>> Begin PROVIDED MATERIAL

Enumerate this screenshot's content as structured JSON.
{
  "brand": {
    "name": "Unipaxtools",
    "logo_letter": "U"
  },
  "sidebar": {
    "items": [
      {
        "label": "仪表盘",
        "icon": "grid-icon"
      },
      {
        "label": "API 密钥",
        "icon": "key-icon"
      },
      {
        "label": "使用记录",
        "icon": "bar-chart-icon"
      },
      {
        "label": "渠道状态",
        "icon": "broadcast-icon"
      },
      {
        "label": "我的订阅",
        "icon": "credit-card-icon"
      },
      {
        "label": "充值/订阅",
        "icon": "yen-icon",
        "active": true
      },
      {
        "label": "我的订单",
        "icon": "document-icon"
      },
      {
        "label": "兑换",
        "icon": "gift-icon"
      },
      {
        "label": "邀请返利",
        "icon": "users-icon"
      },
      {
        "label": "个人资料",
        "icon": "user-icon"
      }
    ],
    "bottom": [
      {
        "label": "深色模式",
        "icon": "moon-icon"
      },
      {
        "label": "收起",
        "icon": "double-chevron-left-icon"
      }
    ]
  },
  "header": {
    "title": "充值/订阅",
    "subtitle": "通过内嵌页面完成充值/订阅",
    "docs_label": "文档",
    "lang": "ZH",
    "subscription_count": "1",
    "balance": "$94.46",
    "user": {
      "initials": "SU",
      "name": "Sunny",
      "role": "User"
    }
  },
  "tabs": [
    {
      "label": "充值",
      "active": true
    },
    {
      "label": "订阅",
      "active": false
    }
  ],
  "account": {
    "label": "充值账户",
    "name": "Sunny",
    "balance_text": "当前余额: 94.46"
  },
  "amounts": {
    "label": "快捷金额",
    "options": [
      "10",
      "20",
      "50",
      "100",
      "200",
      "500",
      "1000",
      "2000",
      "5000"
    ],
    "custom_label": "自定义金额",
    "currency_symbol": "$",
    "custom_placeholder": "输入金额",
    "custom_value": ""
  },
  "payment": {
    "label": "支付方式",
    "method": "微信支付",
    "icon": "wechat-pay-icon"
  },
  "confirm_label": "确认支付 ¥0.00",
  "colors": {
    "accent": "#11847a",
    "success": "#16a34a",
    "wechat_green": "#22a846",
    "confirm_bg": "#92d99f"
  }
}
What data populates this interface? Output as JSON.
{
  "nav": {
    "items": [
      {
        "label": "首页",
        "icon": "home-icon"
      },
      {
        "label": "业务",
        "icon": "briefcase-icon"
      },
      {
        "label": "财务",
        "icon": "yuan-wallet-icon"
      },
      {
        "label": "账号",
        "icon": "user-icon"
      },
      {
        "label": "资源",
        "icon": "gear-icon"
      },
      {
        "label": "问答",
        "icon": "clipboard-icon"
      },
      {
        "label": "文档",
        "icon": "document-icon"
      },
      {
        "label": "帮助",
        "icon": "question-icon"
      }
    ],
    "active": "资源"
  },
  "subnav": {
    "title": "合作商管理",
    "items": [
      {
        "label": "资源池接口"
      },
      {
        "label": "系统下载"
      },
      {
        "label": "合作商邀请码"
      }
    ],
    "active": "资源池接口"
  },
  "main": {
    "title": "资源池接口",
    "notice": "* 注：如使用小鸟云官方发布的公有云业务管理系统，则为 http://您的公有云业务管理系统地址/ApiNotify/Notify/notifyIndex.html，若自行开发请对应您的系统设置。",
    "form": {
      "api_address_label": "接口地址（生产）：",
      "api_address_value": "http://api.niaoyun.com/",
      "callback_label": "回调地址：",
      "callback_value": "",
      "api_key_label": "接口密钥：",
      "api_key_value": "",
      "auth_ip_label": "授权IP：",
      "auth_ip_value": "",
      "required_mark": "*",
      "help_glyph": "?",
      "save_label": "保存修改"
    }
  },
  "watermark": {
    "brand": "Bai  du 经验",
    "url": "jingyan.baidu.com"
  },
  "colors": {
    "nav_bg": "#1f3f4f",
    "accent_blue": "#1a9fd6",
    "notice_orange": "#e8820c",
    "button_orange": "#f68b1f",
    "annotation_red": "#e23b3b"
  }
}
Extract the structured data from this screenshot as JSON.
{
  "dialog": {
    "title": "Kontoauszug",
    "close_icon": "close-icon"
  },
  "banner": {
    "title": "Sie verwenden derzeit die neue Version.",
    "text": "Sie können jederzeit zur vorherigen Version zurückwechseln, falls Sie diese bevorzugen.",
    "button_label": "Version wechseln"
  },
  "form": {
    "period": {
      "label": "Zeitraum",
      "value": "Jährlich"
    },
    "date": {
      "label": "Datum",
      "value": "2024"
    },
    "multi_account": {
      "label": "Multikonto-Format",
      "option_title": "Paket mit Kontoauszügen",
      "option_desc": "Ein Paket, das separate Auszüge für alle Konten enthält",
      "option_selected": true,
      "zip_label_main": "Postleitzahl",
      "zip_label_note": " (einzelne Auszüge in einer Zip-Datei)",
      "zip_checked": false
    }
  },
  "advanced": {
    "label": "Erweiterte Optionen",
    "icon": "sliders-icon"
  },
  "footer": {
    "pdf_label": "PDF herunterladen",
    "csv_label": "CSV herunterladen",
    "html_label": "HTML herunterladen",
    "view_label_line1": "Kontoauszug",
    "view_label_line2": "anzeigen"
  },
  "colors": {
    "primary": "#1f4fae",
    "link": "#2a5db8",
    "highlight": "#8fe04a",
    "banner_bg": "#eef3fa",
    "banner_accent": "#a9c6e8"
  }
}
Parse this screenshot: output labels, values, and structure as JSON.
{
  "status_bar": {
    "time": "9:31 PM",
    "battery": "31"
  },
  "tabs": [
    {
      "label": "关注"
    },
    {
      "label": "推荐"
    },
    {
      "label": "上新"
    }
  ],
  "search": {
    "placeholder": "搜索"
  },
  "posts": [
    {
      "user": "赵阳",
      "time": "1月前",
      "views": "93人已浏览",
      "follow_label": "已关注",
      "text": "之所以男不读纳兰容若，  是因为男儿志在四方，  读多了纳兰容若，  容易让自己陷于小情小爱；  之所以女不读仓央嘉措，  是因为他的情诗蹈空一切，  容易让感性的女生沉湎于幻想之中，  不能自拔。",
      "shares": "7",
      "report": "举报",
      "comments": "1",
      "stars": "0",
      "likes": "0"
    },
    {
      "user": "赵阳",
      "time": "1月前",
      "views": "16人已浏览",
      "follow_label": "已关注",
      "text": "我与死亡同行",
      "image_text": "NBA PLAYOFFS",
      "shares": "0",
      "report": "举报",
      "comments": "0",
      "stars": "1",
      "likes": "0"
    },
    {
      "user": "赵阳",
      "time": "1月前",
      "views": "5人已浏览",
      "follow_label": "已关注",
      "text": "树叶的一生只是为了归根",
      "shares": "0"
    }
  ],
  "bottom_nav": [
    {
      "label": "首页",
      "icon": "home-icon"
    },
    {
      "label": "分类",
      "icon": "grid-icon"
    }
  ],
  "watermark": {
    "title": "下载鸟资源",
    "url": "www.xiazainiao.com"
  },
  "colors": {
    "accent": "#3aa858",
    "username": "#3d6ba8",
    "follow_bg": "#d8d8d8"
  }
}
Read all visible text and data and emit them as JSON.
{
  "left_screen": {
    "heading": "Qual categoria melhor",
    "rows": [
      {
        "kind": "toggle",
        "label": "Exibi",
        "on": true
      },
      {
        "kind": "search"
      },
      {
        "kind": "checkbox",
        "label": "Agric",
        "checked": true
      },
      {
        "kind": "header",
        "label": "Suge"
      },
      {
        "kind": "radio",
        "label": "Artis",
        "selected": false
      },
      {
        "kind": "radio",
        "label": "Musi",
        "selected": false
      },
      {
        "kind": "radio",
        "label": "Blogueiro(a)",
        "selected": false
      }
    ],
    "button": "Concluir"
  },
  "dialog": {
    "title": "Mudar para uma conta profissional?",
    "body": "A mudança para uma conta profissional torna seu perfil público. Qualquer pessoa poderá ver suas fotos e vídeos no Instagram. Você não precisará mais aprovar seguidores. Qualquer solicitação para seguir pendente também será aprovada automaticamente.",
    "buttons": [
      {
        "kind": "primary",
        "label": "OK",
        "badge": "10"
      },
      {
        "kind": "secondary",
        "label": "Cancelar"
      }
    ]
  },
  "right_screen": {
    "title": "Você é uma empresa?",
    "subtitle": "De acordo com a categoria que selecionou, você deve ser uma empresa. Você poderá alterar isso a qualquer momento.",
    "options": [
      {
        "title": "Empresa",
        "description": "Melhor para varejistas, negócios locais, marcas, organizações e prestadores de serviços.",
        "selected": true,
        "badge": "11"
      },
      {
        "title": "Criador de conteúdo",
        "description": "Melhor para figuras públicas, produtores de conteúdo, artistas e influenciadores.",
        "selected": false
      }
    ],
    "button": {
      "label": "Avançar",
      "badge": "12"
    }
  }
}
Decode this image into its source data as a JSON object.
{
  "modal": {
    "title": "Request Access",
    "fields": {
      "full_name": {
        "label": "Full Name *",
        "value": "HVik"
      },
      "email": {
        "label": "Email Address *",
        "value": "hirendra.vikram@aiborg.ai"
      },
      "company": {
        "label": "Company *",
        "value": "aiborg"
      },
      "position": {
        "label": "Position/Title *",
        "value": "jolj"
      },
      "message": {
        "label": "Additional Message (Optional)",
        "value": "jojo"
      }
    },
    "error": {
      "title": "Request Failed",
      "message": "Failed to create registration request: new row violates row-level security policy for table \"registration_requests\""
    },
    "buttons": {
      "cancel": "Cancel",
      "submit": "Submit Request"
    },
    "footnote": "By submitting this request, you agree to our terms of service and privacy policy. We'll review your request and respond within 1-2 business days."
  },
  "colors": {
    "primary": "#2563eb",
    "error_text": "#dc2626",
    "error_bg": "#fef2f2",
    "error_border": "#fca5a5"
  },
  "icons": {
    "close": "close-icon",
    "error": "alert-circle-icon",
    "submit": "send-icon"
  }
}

>> End PROVIDED MATERIAL

# TASK TO COMPLETE:
Work out how many lines of the data above contain the string "JSON" and give the number alone.

# SOLUTION TO THIS TASK:
6